--- START OF Records for this exercise ---

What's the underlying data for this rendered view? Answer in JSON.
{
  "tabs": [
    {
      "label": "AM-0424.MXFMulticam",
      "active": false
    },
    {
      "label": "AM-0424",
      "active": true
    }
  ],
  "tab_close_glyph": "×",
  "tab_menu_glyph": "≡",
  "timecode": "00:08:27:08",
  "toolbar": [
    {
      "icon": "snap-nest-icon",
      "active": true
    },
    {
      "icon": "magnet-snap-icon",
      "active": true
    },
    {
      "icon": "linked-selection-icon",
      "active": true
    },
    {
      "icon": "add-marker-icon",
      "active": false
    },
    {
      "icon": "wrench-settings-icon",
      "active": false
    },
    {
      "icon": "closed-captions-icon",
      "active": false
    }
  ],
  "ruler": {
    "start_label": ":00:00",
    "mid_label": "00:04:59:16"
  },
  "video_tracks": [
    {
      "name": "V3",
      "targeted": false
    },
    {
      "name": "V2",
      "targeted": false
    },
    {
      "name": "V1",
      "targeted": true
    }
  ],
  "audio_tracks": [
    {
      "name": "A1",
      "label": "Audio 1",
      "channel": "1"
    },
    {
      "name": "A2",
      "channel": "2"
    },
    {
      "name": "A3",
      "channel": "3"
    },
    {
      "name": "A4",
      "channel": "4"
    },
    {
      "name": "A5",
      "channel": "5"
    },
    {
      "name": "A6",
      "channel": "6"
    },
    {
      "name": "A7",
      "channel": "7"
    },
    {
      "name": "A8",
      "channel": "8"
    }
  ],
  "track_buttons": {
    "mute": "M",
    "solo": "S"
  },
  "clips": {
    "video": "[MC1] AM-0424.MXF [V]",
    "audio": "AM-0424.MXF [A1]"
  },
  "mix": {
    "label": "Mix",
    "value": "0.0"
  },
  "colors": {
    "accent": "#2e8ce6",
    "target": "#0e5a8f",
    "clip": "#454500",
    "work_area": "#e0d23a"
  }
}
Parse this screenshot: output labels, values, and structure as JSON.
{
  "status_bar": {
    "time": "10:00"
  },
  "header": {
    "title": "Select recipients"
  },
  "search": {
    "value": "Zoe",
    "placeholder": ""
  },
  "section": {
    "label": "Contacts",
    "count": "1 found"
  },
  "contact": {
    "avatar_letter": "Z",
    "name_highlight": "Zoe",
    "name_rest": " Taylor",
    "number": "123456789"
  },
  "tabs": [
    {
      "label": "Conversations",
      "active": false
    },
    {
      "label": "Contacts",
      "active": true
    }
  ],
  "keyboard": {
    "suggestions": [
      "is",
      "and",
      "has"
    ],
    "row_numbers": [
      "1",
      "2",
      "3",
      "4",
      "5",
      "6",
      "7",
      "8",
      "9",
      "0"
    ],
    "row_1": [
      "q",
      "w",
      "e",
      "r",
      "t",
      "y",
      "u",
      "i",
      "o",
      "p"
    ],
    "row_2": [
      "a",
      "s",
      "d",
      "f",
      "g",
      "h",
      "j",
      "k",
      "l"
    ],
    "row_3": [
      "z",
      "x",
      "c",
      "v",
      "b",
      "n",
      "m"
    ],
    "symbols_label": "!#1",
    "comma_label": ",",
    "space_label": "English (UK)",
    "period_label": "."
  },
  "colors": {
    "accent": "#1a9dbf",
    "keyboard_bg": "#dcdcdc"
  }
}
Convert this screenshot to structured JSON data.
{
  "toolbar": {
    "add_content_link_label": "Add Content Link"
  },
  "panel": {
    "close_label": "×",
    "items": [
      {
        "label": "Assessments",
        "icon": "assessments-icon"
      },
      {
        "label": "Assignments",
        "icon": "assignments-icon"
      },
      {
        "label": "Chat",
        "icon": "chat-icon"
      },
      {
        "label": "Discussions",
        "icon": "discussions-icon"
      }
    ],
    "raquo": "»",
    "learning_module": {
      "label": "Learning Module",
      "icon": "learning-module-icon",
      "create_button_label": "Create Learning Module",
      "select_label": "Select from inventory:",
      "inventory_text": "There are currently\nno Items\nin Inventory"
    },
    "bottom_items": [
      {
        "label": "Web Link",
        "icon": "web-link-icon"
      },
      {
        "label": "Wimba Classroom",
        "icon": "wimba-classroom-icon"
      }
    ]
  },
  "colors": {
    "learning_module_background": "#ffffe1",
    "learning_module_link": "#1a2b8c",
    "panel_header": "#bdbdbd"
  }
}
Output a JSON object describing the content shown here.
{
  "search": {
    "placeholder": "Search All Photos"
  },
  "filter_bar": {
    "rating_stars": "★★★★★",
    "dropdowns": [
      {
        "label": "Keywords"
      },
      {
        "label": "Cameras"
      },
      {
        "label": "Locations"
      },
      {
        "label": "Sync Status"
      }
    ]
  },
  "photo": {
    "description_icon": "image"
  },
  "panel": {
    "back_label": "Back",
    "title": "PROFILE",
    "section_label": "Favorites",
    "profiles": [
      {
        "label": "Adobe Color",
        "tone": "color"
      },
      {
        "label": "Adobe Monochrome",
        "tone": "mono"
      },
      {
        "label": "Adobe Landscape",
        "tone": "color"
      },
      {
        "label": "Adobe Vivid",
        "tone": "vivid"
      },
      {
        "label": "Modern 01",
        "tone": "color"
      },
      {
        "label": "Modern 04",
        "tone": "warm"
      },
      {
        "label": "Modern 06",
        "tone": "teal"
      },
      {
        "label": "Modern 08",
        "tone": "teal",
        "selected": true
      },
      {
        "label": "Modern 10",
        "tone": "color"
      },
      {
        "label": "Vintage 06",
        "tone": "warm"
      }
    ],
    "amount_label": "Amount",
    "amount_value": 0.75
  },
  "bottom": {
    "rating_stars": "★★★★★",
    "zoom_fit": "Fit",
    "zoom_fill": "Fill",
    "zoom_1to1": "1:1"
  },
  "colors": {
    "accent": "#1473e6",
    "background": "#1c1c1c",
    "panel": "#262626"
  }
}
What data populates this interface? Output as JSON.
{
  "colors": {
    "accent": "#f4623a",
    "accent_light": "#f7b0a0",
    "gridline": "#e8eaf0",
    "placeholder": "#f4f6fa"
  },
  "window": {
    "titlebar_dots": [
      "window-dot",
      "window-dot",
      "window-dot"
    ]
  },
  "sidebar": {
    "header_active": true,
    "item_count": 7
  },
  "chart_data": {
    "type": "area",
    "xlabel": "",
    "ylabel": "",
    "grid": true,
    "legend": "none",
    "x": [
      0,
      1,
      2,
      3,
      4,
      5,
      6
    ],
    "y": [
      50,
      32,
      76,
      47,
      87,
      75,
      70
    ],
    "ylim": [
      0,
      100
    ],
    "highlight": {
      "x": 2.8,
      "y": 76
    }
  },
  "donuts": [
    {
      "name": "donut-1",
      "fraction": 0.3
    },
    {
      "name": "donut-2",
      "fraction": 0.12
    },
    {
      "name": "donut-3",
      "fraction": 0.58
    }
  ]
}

--- END OF Records for this exercise ---

- [The request]
Each entry above is to be set down again in exactly the same words.

- [Task answer]
What's the underlying data for this rendered view? Answer in JSON.
{
  "tabs": [
    {
      "label": "AM-0424.MXFMulticam",
      "active": false
    },
    {
      "label": "AM-0424",
      "active": true
    }
  ],
  "tab_close_glyph": "×",
  "tab_menu_glyph": "≡",
  "timecode": "00:08:27:08",
  "toolbar": [
    {
      "icon": "snap-nest-icon",
      "active": true
    },
    {
      "icon": "magnet-snap-icon",
      "active": true
    },
    {
      "icon": "linked-selection-icon",
      "active": true
    },
    {
      "icon": "add-marker-icon",
      "active": false
    },
    {
      "icon": "wrench-settings-icon",
      "active": false
    },
    {
      "icon": "closed-captions-icon",
      "active": false
    }
  ],
  "ruler": {
    "start_label": ":00:00",
    "mid_label": "00:04:59:16"
  },
  "video_tracks": [
    {
      "name": "V3",
      "targeted": false
    },
    {
      "name": "V2",
      "targeted": false
    },
    {
      "name": "V1",
      "targeted": true
    }
  ],
  "audio_tracks": [
    {
      "name": "A1",
      "label": "Audio 1",
      "channel": "1"
    },
    {
      "name": "A2",
      "channel": "2"
    },
    {
      "name": "A3",
      "channel": "3"
    },
    {
      "name": "A4",
      "channel": "4"
    },
    {
      "name": "A5",
      "channel": "5"
    },
    {
      "name": "A6",
      "channel": "6"
    },
    {
      "name": "A7",
      "channel": "7"
    },
    {
      "name": "A8",
      "channel": "8"
    }
  ],
  "track_buttons": {
    "mute": "M",
    "solo": "S"
  },
  "clips": {
    "video": "[MC1] AM-0424.MXF [V]",
    "audio": "AM-0424.MXF [A1]"
  },
  "mix": {
    "label": "Mix",
    "value": "0.0"
  },
  "colors": {
    "accent": "#2e8ce6",
    "target": "#0e5a8f",
    "clip": "#454500",
    "work_area": "#e0d23a"
  }
}
Parse this screenshot: output labels, values, and structure as JSON.
{
  "status_bar": {
    "time": "10:00"
  },
  "header": {
    "title": "Select recipients"
  },
  "search": {
    "value": "Zoe",
    "placeholder": ""
  },
  "section": {
    "label": "Contacts",
    "count": "1 found"
  },
  "contact": {
    "avatar_letter": "Z",
    "name_highlight": "Zoe",
    "name_rest": " Taylor",
    "number": "123456789"
  },
  "tabs": [
    {
      "label": "Conversations",
      "active": false
    },
    {
      "label": "Contacts",
      "active": true
    }
  ],
  "keyboard": {
    "suggestions": [
      "is",
      "and",
      "has"
    ],
    "row_numbers": [
      "1",
      "2",
      "3",
      "4",
      "5",
      "6",
      "7",
      "8",
      "9",
      "0"
    ],
    "row_1": [
      "q",
      "w",
      "e",
      "r",
      "t",
      "y",
      "u",
      "i",
      "o",
      "p"
    ],
    "row_2": [
      "a",
      "s",
      "d",
      "f",
      "g",
      "h",
      "j",
      "k",
      "l"
    ],
    "row_3": [
      "z",
      "x",
      "c",
      "v",
      "b",
      "n",
      "m"
    ],
    "symbols_label": "!#1",
    "comma_label": ",",
    "space_label": "English (UK)",
    "period_label": "."
  },
  "colors": {
    "accent": "#1a9dbf",
    "keyboard_bg": "#dcdcdc"
  }
}
Convert this screenshot to structured JSON data.
{
  "toolbar": {
    "add_content_link_label": "Add Content Link"
  },
  "panel": {
    "close_label": "×",
    "items": [
      {
        "label": "Assessments",
        "icon": "assessments-icon"
      },
      {
        "label": "Assignments",
        "icon": "assignments-icon"
      },
      {
        "label": "Chat",
        "icon": "chat-icon"
      },
      {
        "label": "Discussions",
        "icon": "discussions-icon"
      }
    ],
    "raquo": "»",
    "learning_module": {
      "label": "Learning Module",
      "icon": "learning-module-icon",
      "create_button_label": "Create Learning Module",
      "select_label": "Select from inventory:",
      "inventory_text": "There are currently\nno Items\nin Inventory"
    },
    "bottom_items": [
      {
        "label": "Web Link",
        "icon": "web-link-icon"
      },
      {
        "label": "Wimba Classroom",
        "icon": "wimba-classroom-icon"
      }
    ]
  },
  "colors": {
    "learning_module_background": "#ffffe1",
    "learning_module_link": "#1a2b8c",
    "panel_header": "#bdbdbd"
  }
}
Output a JSON object describing the content shown here.
{
  "search": {
    "placeholder": "Search All Photos"
  },
  "filter_bar": {
    "rating_stars": "★★★★★",
    "dropdowns": [
      {
        "label": "Keywords"
      },
      {
        "label": "Cameras"
      },
      {
        "label": "Locations"
      },
      {
        "label": "Sync Status"
      }
    ]
  },
  "photo": {
    "description_icon": "image"
  },
  "panel": {
    "back_label": "Back",
    "title": "PROFILE",
    "section_label": "Favorites",
    "profiles": [
      {
        "label": "Adobe Color",
        "tone": "color"
      },
      {
        "label": "Adobe Monochrome",
        "tone": "mono"
      },
      {
        "label": "Adobe Landscape",
        "tone": "color"
      },
      {
        "label": "Adobe Vivid",
        "tone": "vivid"
      },
      {
        "label": "Modern 01",
        "tone": "color"
      },
      {
        "label": "Modern 04",
        "tone": "warm"
      },
      {
        "label": "Modern 06",
        "tone": "teal"
      },
      {
        "label": "Modern 08",
        "tone": "teal",
        "selected": true
      },
      {
        "label": "Modern 10",
        "tone": "color"
      },
      {
        "label": "Vintage 06",
        "tone": "warm"
      }
    ],
    "amount_label": "Amount",
    "amount_value": 0.75
  },
  "bottom": {
    "rating_stars": "★★★★★",
    "zoom_fit": "Fit",
    "zoom_fill": "Fill",
    "zoom_1to1": "1:1"
  },
  "colors": {
    "accent": "#1473e6",
    "background": "#1c1c1c",
    "panel": "#262626"
  }
}
What data populates this interface? Output as JSON.
{
  "colors": {
    "accent": "#f4623a",
    "accent_light": "#f7b0a0",
    "gridline": "#e8eaf0",
    "placeholder": "#f4f6fa"
  },
  "window": {
    "titlebar_dots": [
      "window-dot",
      "window-dot",
      "window-dot"
    ]
  },
  "sidebar": {
    "header_active": true,
    "item_count": 7
  },
  "chart_data": {
    "type": "area",
    "xlabel": "",
    "ylabel": "",
    "grid": true,
    "legend": "none",
    "x": [
      0,
      1,
      2,
      3,
      4,
      5,
      6
    ],
    "y": [
      50,
      32,
      76,
      47,
      87,
      75,
      70
    ],
    "ylim": [
      0,
      100
    ],
    "highlight": {
      "x": 2.8,
      "y": 76
    }
  },
  "donuts": [
    {
      "name": "donut-1",
      "fraction": 0.3
    },
    {
      "name": "donut-2",
      "fraction": 0.12
    },
    {
      "name": "donut-3",
      "fraction": 0.58
    }
  ]
}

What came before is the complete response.